GIVEN REQUEST:
Determine how many lines contain the string "screenshot" and reply with that number alone.

(Extracted data entries)

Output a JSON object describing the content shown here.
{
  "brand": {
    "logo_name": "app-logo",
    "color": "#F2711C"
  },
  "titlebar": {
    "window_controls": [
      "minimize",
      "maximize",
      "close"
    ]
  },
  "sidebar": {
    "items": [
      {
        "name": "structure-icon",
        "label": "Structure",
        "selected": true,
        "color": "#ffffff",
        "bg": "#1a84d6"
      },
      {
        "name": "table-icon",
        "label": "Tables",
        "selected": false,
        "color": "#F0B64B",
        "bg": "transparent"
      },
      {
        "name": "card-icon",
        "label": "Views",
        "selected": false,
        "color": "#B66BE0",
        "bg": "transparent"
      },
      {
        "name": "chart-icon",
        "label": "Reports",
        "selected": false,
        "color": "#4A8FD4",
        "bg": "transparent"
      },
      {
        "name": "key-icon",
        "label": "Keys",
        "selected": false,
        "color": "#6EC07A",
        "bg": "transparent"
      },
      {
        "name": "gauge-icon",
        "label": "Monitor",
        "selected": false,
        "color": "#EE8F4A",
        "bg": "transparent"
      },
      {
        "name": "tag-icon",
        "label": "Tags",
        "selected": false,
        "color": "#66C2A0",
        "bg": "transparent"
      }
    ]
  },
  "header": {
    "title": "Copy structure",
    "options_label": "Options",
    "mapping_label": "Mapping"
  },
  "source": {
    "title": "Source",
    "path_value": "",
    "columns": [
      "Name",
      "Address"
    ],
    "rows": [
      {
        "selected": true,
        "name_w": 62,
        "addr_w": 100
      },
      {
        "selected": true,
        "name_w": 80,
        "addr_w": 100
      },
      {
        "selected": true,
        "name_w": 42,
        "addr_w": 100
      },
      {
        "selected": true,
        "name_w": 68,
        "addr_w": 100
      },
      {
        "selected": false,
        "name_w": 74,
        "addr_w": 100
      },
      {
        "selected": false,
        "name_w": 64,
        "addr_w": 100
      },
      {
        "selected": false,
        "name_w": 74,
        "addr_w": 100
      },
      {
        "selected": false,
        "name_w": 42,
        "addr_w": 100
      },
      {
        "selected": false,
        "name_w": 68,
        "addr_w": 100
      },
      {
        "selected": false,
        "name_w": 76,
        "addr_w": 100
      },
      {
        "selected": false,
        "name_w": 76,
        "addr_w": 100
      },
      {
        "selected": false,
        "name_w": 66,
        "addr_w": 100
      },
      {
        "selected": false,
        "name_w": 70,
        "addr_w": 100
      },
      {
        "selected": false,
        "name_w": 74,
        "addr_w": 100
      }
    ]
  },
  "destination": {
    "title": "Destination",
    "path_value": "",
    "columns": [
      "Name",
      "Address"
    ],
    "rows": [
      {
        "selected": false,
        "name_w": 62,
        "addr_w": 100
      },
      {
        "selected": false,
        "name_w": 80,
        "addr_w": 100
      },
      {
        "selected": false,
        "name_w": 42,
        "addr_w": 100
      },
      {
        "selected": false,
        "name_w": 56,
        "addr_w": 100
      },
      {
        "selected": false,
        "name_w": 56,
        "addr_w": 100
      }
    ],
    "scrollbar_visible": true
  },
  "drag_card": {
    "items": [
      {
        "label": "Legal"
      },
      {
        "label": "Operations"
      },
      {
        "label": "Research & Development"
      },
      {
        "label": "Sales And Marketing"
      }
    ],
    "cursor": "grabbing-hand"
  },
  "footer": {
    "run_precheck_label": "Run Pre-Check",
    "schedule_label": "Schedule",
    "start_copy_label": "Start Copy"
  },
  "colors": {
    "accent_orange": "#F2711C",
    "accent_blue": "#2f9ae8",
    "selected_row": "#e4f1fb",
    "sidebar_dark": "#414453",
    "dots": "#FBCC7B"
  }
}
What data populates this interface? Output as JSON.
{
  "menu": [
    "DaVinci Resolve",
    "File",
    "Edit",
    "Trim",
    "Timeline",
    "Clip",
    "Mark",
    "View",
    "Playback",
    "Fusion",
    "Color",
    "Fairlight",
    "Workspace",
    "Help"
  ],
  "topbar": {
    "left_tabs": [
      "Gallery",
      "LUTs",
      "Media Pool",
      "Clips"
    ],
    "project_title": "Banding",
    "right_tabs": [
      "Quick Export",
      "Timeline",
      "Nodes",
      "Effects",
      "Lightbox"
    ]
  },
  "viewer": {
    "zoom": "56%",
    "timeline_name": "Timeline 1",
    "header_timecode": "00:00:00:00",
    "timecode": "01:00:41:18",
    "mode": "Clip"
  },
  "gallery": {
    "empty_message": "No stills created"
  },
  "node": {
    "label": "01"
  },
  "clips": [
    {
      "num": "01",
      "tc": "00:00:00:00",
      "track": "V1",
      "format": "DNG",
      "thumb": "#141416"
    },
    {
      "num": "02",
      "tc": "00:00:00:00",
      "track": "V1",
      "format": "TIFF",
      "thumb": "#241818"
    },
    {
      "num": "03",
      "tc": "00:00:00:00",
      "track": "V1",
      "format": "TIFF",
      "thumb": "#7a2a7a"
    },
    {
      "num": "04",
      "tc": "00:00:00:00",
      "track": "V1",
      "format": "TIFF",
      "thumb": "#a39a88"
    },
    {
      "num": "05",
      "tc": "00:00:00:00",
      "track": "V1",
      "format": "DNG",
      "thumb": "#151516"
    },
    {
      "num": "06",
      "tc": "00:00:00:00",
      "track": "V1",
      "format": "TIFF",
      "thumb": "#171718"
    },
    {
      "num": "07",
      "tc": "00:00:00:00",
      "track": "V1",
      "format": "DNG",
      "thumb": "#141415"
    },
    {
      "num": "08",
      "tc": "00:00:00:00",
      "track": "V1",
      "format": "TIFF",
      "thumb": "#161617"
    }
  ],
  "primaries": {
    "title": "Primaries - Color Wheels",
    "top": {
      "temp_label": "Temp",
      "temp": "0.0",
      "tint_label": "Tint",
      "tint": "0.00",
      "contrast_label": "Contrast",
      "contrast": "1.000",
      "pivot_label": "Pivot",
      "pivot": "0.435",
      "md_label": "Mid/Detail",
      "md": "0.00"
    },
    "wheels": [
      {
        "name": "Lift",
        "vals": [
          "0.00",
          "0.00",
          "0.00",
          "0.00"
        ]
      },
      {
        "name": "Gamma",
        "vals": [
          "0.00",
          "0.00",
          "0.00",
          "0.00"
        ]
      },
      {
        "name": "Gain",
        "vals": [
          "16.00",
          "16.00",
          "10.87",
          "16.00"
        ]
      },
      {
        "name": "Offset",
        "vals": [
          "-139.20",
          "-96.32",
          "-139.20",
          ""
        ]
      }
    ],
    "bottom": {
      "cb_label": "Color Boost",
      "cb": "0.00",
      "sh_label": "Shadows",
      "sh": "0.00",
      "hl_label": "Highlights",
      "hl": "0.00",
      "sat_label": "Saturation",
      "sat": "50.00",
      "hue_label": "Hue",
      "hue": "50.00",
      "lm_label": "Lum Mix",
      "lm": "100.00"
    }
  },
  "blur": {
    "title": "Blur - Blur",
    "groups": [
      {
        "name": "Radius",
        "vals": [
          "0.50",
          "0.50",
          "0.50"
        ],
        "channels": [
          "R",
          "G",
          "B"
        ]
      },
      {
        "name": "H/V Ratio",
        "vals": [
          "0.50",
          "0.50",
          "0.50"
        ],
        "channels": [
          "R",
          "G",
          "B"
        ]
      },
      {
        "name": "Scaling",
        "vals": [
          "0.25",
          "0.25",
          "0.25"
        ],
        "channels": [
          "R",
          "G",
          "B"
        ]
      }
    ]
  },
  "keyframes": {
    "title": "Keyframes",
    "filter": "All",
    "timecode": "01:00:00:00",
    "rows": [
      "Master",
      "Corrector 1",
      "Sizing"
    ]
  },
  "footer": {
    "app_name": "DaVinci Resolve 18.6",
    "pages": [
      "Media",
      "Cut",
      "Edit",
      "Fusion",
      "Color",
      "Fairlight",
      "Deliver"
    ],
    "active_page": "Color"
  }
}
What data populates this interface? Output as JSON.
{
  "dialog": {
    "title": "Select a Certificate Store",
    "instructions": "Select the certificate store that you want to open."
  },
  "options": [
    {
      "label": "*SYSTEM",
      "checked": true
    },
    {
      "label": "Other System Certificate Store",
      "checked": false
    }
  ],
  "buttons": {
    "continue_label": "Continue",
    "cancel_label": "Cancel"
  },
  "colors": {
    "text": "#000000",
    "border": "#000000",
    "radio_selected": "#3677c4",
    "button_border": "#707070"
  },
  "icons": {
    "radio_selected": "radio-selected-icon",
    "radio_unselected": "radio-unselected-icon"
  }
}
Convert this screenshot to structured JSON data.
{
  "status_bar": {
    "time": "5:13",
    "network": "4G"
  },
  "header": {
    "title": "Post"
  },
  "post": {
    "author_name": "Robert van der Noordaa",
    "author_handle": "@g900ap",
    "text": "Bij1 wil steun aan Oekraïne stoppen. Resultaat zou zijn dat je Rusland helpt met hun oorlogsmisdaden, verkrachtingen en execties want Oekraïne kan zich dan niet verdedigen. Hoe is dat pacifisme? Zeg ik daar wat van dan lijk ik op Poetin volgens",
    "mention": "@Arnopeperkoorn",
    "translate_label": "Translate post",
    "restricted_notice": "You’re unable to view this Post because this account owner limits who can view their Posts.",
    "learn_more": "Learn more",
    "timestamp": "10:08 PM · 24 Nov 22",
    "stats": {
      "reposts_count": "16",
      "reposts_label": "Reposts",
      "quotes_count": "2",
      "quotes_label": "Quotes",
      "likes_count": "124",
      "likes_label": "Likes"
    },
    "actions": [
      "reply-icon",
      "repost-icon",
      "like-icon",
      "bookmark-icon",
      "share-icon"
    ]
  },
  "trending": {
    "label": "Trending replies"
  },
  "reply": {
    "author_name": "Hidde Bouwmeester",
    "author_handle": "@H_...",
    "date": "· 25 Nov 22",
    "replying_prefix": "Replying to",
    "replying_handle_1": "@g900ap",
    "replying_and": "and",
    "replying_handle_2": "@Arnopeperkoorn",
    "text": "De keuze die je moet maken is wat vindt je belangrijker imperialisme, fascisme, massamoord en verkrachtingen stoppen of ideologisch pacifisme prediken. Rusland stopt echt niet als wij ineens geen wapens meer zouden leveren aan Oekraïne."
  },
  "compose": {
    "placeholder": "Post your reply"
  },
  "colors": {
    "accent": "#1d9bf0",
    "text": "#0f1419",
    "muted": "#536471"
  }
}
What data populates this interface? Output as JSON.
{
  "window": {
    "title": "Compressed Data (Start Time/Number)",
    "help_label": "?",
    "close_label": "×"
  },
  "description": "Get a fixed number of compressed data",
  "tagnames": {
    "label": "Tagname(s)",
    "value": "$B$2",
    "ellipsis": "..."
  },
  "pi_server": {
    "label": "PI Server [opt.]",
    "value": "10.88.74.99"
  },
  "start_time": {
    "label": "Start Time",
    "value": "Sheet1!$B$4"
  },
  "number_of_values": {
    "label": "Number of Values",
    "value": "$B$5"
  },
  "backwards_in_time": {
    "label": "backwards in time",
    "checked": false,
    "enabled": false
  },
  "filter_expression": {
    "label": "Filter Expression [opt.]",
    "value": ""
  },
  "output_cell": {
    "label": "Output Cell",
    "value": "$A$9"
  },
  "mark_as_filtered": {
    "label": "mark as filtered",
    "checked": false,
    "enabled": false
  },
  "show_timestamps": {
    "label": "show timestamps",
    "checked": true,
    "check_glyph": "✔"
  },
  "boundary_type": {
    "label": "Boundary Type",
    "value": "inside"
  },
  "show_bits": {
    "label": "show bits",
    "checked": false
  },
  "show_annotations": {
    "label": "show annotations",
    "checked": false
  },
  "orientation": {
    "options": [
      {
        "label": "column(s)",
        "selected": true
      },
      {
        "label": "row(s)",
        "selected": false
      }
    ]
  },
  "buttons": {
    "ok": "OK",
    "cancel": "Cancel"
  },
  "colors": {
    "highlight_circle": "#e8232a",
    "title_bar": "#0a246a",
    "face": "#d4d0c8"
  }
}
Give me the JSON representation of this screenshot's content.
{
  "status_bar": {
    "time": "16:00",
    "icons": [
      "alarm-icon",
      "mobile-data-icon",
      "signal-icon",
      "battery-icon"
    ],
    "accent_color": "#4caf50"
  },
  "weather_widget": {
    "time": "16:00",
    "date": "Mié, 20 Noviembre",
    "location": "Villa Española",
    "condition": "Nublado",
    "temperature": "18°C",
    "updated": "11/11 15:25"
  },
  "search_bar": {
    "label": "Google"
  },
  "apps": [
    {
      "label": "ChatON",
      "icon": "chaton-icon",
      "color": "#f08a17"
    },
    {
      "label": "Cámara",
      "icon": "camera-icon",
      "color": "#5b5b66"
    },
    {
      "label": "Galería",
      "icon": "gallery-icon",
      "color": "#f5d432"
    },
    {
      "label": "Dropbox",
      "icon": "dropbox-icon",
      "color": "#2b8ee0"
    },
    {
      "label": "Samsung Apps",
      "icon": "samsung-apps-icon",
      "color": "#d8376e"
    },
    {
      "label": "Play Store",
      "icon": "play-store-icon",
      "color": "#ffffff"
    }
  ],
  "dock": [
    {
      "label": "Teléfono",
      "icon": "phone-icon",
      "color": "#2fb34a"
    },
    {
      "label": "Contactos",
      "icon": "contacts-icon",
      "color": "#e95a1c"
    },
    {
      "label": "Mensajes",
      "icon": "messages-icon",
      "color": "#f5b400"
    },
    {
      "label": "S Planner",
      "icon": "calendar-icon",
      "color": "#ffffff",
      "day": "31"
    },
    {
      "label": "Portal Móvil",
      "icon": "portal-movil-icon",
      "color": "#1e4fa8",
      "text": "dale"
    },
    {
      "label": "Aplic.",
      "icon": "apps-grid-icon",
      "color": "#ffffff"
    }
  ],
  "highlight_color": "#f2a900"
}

WRITTEN RESPONSE:
2